(Recorded data)

☆ ☆ ☆ ☆ ☆ ☆ ☆

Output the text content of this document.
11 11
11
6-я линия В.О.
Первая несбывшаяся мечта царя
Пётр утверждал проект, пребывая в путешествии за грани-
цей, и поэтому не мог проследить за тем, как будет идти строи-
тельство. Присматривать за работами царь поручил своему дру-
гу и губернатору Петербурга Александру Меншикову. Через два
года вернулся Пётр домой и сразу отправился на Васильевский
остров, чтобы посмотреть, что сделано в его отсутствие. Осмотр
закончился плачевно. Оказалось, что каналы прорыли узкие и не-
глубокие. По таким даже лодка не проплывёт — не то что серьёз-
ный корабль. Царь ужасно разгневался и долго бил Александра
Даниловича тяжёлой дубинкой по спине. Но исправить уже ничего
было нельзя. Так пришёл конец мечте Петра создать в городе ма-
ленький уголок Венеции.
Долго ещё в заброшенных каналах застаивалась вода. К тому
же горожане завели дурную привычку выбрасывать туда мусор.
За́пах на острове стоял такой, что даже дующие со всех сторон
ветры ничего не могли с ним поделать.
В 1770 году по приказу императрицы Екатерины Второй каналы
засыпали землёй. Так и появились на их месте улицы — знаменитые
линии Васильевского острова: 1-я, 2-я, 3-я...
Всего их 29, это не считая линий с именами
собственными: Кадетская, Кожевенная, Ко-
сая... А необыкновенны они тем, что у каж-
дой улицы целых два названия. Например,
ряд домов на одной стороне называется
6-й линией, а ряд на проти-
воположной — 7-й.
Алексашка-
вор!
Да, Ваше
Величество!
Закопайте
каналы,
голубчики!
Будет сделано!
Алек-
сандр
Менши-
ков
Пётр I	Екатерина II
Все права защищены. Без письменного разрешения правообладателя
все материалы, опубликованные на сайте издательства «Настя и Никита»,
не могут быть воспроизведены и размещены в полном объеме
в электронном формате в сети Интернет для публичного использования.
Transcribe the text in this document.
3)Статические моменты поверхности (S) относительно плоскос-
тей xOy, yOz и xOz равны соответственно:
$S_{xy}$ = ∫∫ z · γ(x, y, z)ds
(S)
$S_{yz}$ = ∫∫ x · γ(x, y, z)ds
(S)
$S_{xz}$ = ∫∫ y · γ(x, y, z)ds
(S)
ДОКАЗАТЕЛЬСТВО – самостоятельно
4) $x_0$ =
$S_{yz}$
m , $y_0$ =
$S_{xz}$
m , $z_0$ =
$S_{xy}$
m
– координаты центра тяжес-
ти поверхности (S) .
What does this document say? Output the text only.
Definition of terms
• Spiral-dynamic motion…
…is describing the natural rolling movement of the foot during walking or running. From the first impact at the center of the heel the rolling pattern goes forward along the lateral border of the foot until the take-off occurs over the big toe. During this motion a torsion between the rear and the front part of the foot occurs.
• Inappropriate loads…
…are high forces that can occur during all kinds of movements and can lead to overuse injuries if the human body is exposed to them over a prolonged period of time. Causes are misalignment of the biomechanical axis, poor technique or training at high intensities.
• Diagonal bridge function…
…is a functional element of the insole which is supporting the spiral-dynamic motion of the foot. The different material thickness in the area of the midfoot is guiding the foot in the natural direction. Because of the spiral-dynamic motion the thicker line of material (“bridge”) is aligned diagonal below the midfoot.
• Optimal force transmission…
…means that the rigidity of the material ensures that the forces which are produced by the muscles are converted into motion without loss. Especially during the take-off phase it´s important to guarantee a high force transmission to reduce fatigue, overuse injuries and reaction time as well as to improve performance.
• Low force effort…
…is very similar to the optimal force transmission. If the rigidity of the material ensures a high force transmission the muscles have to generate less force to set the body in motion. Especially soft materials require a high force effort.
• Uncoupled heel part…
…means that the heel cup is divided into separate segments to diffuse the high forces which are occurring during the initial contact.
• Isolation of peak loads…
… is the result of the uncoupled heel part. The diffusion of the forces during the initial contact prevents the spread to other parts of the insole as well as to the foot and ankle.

☆ ☆ ☆ ☆ ☆ ☆ ☆

# [What this task involves]
Find the word "natural" and list each line it appears in.

# [Response to this exercise]
…is describing the natural rolling movement of the foot during walking or running. From the first impact at the center of the heel the rolling pattern goes forward along the lateral border of the foot until the take-off occurs over the big toe. During this motion a torsion between the rear and the front part of the foot occurs.
…is a functional element of the insole which is supporting the spiral-dynamic motion of the foot. The different material thickness in the area of the midfoot is guiding the foot in the natural direction. Because of the spiral-dynamic motion the thicker line of material (“bridge”) is aligned diagonal below the midfoot.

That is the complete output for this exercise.